Given request:
Can you recast every line of the rows below as a JSON list of strings, one string per line, with blank lines skipped and the pictures left out?

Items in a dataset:
** begin **
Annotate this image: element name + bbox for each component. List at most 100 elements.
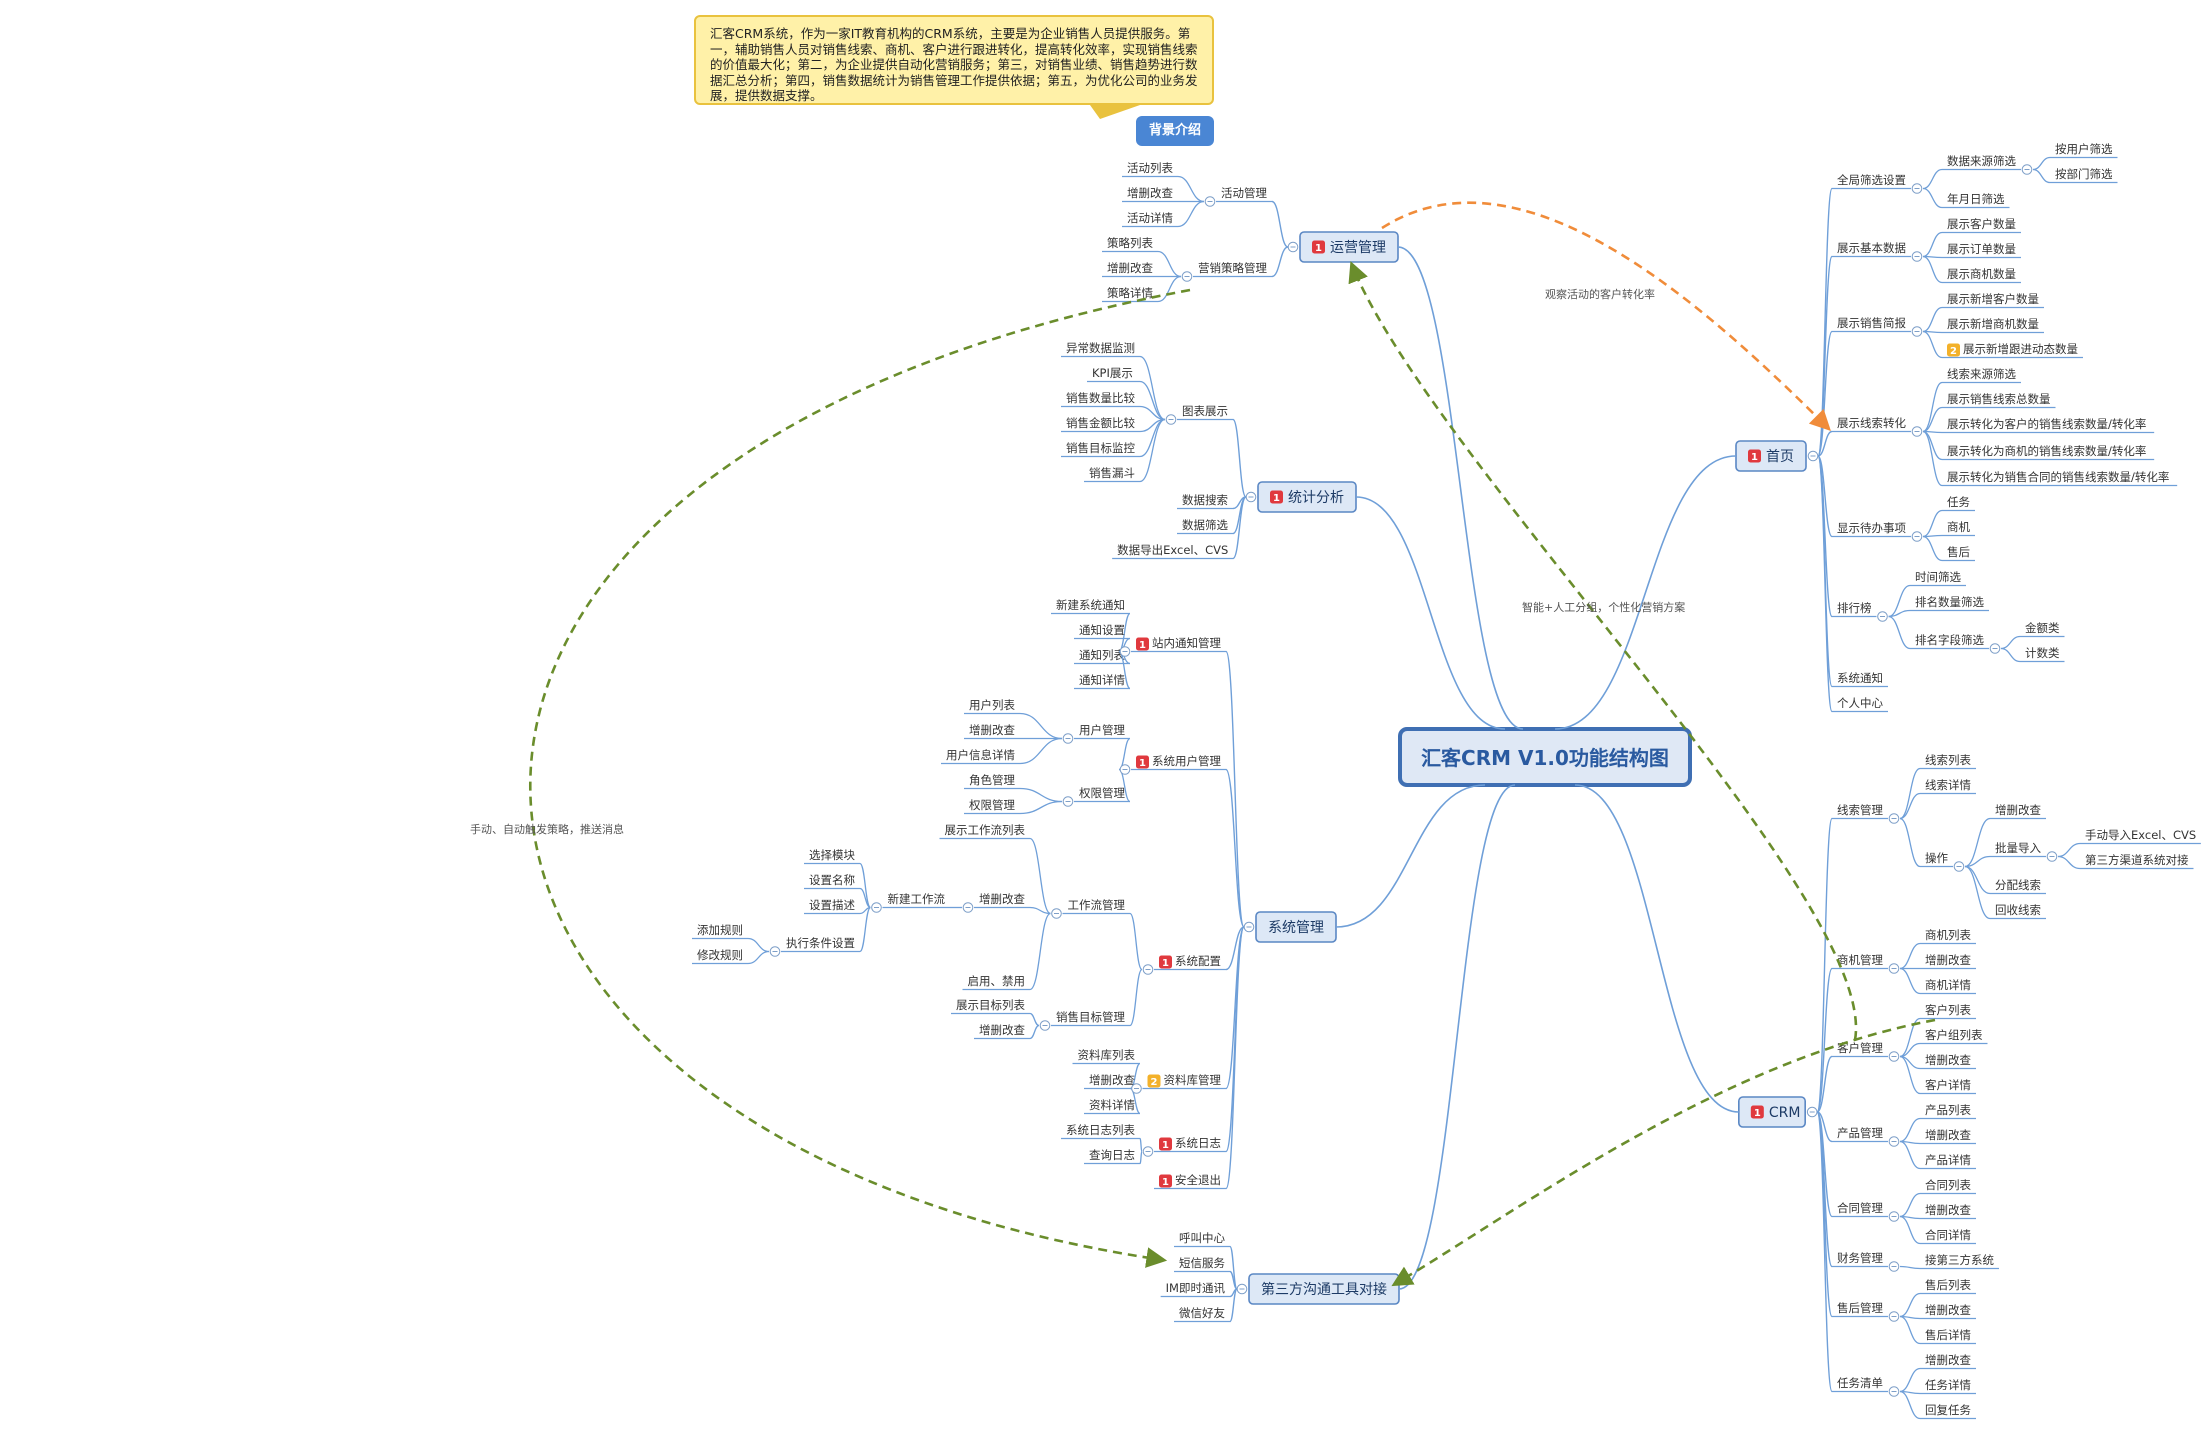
node--[interactable]: 商机详情 (1920, 978, 1976, 995)
node--[interactable]: 执行条件设置 (781, 936, 860, 953)
node--[interactable]: 新建工作流 (882, 892, 951, 909)
node--[interactable]: 展示转化为商机的销售线索数量/转化率 (1942, 444, 2155, 461)
collapse-toggle-icon[interactable] (1165, 414, 1177, 425)
node--[interactable]: 增删改查 (1084, 1073, 1140, 1090)
node--[interactable]: 售后详情 (1920, 1328, 1976, 1345)
node--[interactable]: 展示新增跟进动态数量 (1942, 342, 2083, 359)
relation-arrow-green-1[interactable] (1348, 261, 1858, 1041)
collapse-toggle-icon[interactable] (1888, 1211, 1900, 1222)
node--[interactable]: 销售金额比较 (1061, 416, 1140, 433)
node--[interactable]: 异常数据监测 (1061, 341, 1140, 358)
collapse-toggle-icon[interactable] (2021, 164, 2033, 175)
node--[interactable]: 展示客户数量 (1942, 217, 2021, 234)
relation-arrow-green-2[interactable] (529, 288, 1191, 1268)
collapse-toggle-icon[interactable] (1877, 611, 1888, 622)
node-IM-[interactable]: IM即时通讯 (1160, 1281, 1230, 1298)
collapse-toggle-icon[interactable] (1243, 921, 1255, 933)
collapse-toggle-icon[interactable] (1119, 646, 1131, 657)
node--[interactable]: 展示基本数据 (1832, 241, 1911, 258)
node--[interactable]: 微信好友 (1174, 1306, 1230, 1323)
collapse-toggle-icon[interactable] (1806, 1106, 1818, 1118)
node--[interactable]: 售后列表 (1920, 1278, 1976, 1295)
collapse-toggle-icon[interactable] (1142, 964, 1154, 975)
node--[interactable]: 回收线索 (1990, 903, 2046, 920)
node--[interactable]: 资料库管理 (1142, 1073, 1227, 1090)
node--[interactable]: 用户管理 (1074, 723, 1130, 740)
node--[interactable]: 销售数量比较 (1061, 391, 1140, 408)
node--[interactable]: 排名数量筛选 (1910, 595, 1989, 612)
node--[interactable]: 线索列表 (1920, 753, 1976, 770)
node--[interactable]: 短信服务 (1174, 1256, 1230, 1273)
node--[interactable]: 权限管理 (1074, 786, 1130, 803)
root-topic[interactable]: 汇客CRM V1.0功能结构图 (1398, 727, 1692, 787)
node--[interactable]: 新建系统通知 (1051, 598, 1130, 615)
node--[interactable]: 资料库列表 (1072, 1048, 1141, 1065)
topic-node--[interactable]: 第三方沟通工具对接 (1248, 1273, 1400, 1305)
node--[interactable]: 显示待办事项 (1832, 521, 1911, 538)
node--[interactable]: 通知详情 (1074, 673, 1130, 690)
node--[interactable]: 第三方渠道系统对接 (2080, 853, 2194, 870)
collapse-toggle-icon[interactable] (1204, 196, 1216, 207)
node--[interactable]: 启用、禁用 (962, 974, 1031, 991)
topic-node--[interactable]: 首页 (1735, 440, 1807, 472)
node--[interactable]: 数据搜索 (1177, 493, 1233, 510)
node--[interactable]: 呼叫中心 (1174, 1231, 1230, 1248)
topic-node--[interactable]: 系统管理 (1255, 911, 1337, 943)
node--[interactable]: 客户详情 (1920, 1078, 1976, 1095)
node--[interactable]: 任务 (1942, 495, 1975, 512)
node--[interactable]: 线索管理 (1832, 803, 1888, 820)
node--[interactable]: 产品列表 (1920, 1103, 1976, 1120)
collapse-toggle-icon[interactable] (871, 902, 882, 913)
node--[interactable]: 任务详情 (1920, 1378, 1976, 1395)
node--[interactable]: 活动列表 (1122, 161, 1178, 178)
node--[interactable]: 按用户筛选 (2050, 142, 2118, 159)
node--[interactable]: 设置名称 (804, 873, 860, 890)
node--[interactable]: 售后 (1942, 545, 1975, 562)
node--[interactable]: 商机 (1942, 520, 1975, 537)
node--[interactable]: 全局筛选设置 (1832, 173, 1911, 190)
node--[interactable]: 用户信息详情 (941, 748, 1020, 765)
node--[interactable]: 销售目标监控 (1061, 441, 1140, 458)
node--[interactable]: 设置描述 (804, 898, 860, 915)
collapse-toggle-icon[interactable] (1888, 1261, 1900, 1272)
collapse-toggle-icon[interactable] (1888, 813, 1900, 824)
node--[interactable]: 接第三方系统 (1920, 1253, 1999, 1270)
node--[interactable]: 系统用户管理 (1131, 754, 1226, 771)
node--[interactable]: 展示工作流列表 (939, 823, 1031, 840)
node--[interactable]: 策略列表 (1102, 236, 1158, 253)
collapse-toggle-icon[interactable] (1131, 1083, 1142, 1094)
node--[interactable]: 产品详情 (1920, 1153, 1976, 1170)
node--[interactable]: 修改规则 (692, 948, 748, 965)
node--[interactable]: 权限管理 (964, 798, 1020, 815)
node--[interactable]: 策略详情 (1102, 286, 1158, 303)
collapse-toggle-icon[interactable] (1287, 241, 1299, 253)
node--[interactable]: 活动管理 (1216, 186, 1272, 203)
node--[interactable]: 系统日志列表 (1061, 1123, 1140, 1140)
node--[interactable]: 客户管理 (1832, 1041, 1888, 1058)
collapse-toggle-icon[interactable] (1911, 531, 1923, 542)
collapse-toggle-icon[interactable] (769, 946, 781, 957)
node--[interactable]: 财务管理 (1832, 1251, 1888, 1268)
collapse-toggle-icon[interactable] (1888, 1311, 1900, 1322)
collapse-toggle-icon[interactable] (1236, 1283, 1248, 1295)
node--[interactable]: 销售漏斗 (1084, 466, 1140, 483)
node--[interactable]: 工作流管理 (1062, 898, 1131, 915)
node--[interactable]: 线索详情 (1920, 778, 1976, 795)
node--[interactable]: 安全退出 (1154, 1173, 1226, 1190)
collapse-toggle-icon[interactable] (1888, 963, 1900, 974)
node--[interactable]: 展示商机数量 (1942, 267, 2021, 284)
node--[interactable]: 客户组列表 (1920, 1028, 1988, 1045)
node--[interactable]: 数据来源筛选 (1942, 154, 2021, 171)
node--[interactable]: 年月日筛选 (1942, 192, 2010, 209)
node--[interactable]: 排行榜 (1832, 601, 1877, 618)
node--[interactable]: 合同列表 (1920, 1178, 1976, 1195)
collapse-toggle-icon[interactable] (1245, 491, 1257, 503)
node--[interactable]: 展示销售线索总数量 (1942, 392, 2056, 409)
node--[interactable]: 任务清单 (1832, 1376, 1888, 1393)
collapse-toggle-icon[interactable] (962, 902, 974, 913)
node--[interactable]: 系统日志 (1154, 1136, 1226, 1153)
node--[interactable]: 查询日志 (1084, 1148, 1140, 1165)
node--[interactable]: 增删改查 (964, 723, 1020, 740)
node--[interactable]: 排名字段筛选 (1910, 633, 1989, 650)
node-KPI-[interactable]: KPI展示 (1086, 366, 1140, 383)
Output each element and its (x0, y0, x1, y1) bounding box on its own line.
** end **
Result of the exercise:
[
  "Annotate this image: element name + bbox for each component. List at most 100 elements.",
  "node--[interactable]: 商机详情 (1920, 978, 1976, 995)",
  "node--[interactable]: 执行条件设置 (781, 936, 860, 953)",
  "node--[interactable]: 新建工作流 (882, 892, 951, 909)",
  "node--[interactable]: 展示转化为商机的销售线索数量/转化率 (1942, 444, 2155, 461)",
  "collapse-toggle-icon[interactable] (1165, 414, 1177, 425)",
  "node--[interactable]: 增删改查 (1084, 1073, 1140, 1090)",
  "node--[interactable]: 售后详情 (1920, 1328, 1976, 1345)",
  "node--[interactable]: 展示新增跟进动态数量 (1942, 342, 2083, 359)",
  "relation-arrow-green-1[interactable] (1348, 261, 1858, 1041)",
  "collapse-toggle-icon[interactable] (1888, 1211, 1900, 1222)",
  "node--[interactable]: 销售金额比较 (1061, 416, 1140, 433)",
  "node--[interactable]: 异常数据监测 (1061, 341, 1140, 358)",
  "collapse-toggle-icon[interactable] (2021, 164, 2033, 175)",
  "node--[interactable]: 展示客户数量 (1942, 217, 2021, 234)",
  "relation-arrow-green-2[interactable] (529, 288, 1191, 1268)",
  "collapse-toggle-icon[interactable] (1877, 611, 1888, 622)",
  "node-IM-[interactable]: IM即时通讯 (1160, 1281, 1230, 1298)",
  "collapse-toggle-icon[interactable] (1243, 921, 1255, 933)",
  "collapse-toggle-icon[interactable] (1119, 646, 1131, 657)",
  "node--[interactable]: 展示基本数据 (1832, 241, 1911, 258)",
  "node--[interactable]: 微信好友 (1174, 1306, 1230, 1323)",
  "collapse-toggle-icon[interactable] (1806, 1106, 1818, 1118)",
  "node--[interactable]: 售后列表 (1920, 1278, 1976, 1295)",
  "collapse-toggle-icon[interactable] (1142, 964, 1154, 975)",
  "node--[interactable]: 回收线索 (1990, 903, 2046, 920)",
  "node--[interactable]: 资料库管理 (1142, 1073, 1227, 1090)",
  "node--[interactable]: 用户管理 (1074, 723, 1130, 740)",
  "node--[interactable]: 销售数量比较 (1061, 391, 1140, 408)",
  "node--[interactable]: 排名数量筛选 (1910, 595, 1989, 612)",
  "node--[interactable]: 线索列表 (1920, 753, 1976, 770)",
  "node--[interactable]: 短信服务 (1174, 1256, 1230, 1273)",
  "node--[interactable]: 权限管理 (1074, 786, 1130, 803)",
  "root-topic[interactable]: 汇客CRM V1.0功能结构图 (1398, 727, 1692, 787)",
  "node--[interactable]: 新建系统通知 (1051, 598, 1130, 615)",
  "node--[interactable]: 资料库列表 (1072, 1048, 1141, 1065)",
  "topic-node--[interactable]: 第三方沟通工具对接 (1248, 1273, 1400, 1305)",
  "node--[interactable]: 显示待办事项 (1832, 521, 1911, 538)",
  "node--[interactable]: 通知详情 (1074, 673, 1130, 690)",
  "node--[interactable]: 第三方渠道系统对接 (2080, 853, 2194, 870)",
  "collapse-toggle-icon[interactable] (1204, 196, 1216, 207)",
  "node--[interactable]: 启用、禁用 (962, 974, 1031, 991)",
  "topic-node--[interactable]: 首页 (1735, 440, 1807, 472)",
  "node--[interactable]: 数据搜索 (1177, 493, 1233, 510)",
  "node--[interactable]: 呼叫中心 (1174, 1231, 1230, 1248)",
  "topic-node--[interactable]: 系统管理 (1255, 911, 1337, 943)",
  "node--[interactable]: 客户详情 (1920, 1078, 1976, 1095)",
  "node--[interactable]: 任务 (1942, 495, 1975, 512)",
  "node--[interactable]: 线索管理 (1832, 803, 1888, 820)",
  "node--[interactable]: 产品列表 (1920, 1103, 1976, 1120)",
  "collapse-toggle-icon[interactable] (871, 902, 882, 913)",
  "node--[interactable]: 任务详情 (1920, 1378, 1976, 1395)",
  "node--[interactable]: 活动列表 (1122, 161, 1178, 178)",
  "node--[interactable]: 按用户筛选 (2050, 142, 2118, 159)",
  "node--[interactable]: 设置名称 (804, 873, 860, 890)",
  "node--[interactable]: 售后 (1942, 545, 1975, 562)",
  "node--[interactable]: 商机 (1942, 520, 1975, 537)",
  "node--[interactable]: 全局筛选设置 (1832, 173, 1911, 190)",
  "node--[interactable]: 用户信息详情 (941, 748, 1020, 765)",
  "node--[interactable]: 销售目标监控 (1061, 441, 1140, 458)",
  "node--[interactable]: 设置描述 (804, 898, 860, 915)",
  "collapse-toggle-icon[interactable] (1888, 1261, 1900, 1272)",
  "collapse-toggle-icon[interactable] (1888, 813, 1900, 824)",
  "node--[interactable]: 接第三方系统 (1920, 1253, 1999, 1270)",
  "node--[interactable]: 系统用户管理 (1131, 754, 1226, 771)",
  "node--[interactable]: 展示工作流列表 (939, 823, 1031, 840)",
  "node--[interactable]: 策略列表 (1102, 236, 1158, 253)",
  "collapse-toggle-icon[interactable] (1131, 1083, 1142, 1094)",
  "node--[interactable]: 产品详情 (1920, 1153, 1976, 1170)",
  "node--[interactable]: 修改规则 (692, 948, 748, 965)",
  "node--[interactable]: 权限管理 (964, 798, 1020, 815)",
  "node--[interactable]: 策略详情 (1102, 286, 1158, 303)",
  "collapse-toggle-icon[interactable] (1287, 241, 1299, 253)",
  "node--[interactable]: 活动管理 (1216, 186, 1272, 203)",
  "node--[interactable]: 系统日志列表 (1061, 1123, 1140, 1140)",
  "node--[interactable]: 客户管理 (1832, 1041, 1888, 1058)",
  "collapse-toggle-icon[interactable] (1911, 531, 1923, 542)",
  "collapse-toggle-icon[interactable] (769, 946, 781, 957)",
  "node--[interactable]: 财务管理 (1832, 1251, 1888, 1268)",
  "collapse-toggle-icon[interactable] (1888, 1311, 1900, 1322)",
  "collapse-toggle-icon[interactable] (1236, 1283, 1248, 1295)",
  "node--[interactable]: 销售漏斗 (1084, 466, 1140, 483)",
  "node--[interactable]: 工作流管理 (1062, 898, 1131, 915)",
  "node--[interactable]: 线索详情 (1920, 778, 1976, 795)",
  "node--[interactable]: 安全退出 (1154, 1173, 1226, 1190)",
  "collapse-toggle-icon[interactable] (1888, 963, 1900, 974)",
  "node--[interactable]: 展示商机数量 (1942, 267, 2021, 284)",
  "node--[interactable]: 客户组列表 (1920, 1028, 1988, 1045)",
  "node--[interactable]: 数据来源筛选 (1942, 154, 2021, 171)",
  "node--[interactable]: 年月日筛选 (1942, 192, 2010, 209)",
  "node--[interactable]: 排行榜 (1832, 601, 1877, 618)",
  "node--[interactable]: 合同列表 (1920, 1178, 1976, 1195)",
  "collapse-toggle-icon[interactable] (1245, 491, 1257, 503)",
  "node--[interactable]: 展示销售线索总数量 (1942, 392, 2056, 409)",
  "node--[interactable]: 任务清单 (1832, 1376, 1888, 1393)",
  "collapse-toggle-icon[interactable] (962, 902, 974, 913)",
  "node--[interactable]: 系统日志 (1154, 1136, 1226, 1153)",
  "node--[interactable]: 查询日志 (1084, 1148, 1140, 1165)",
  "node--[interactable]: 增删改查 (964, 723, 1020, 740)",
  "node--[interactable]: 排名字段筛选 (1910, 633, 1989, 650)",
  "node-KPI-[interactable]: KPI展示 (1086, 366, 1140, 383)",
  "Output each element and its (x0, y0, x1, y1) bounding box on its own line."
]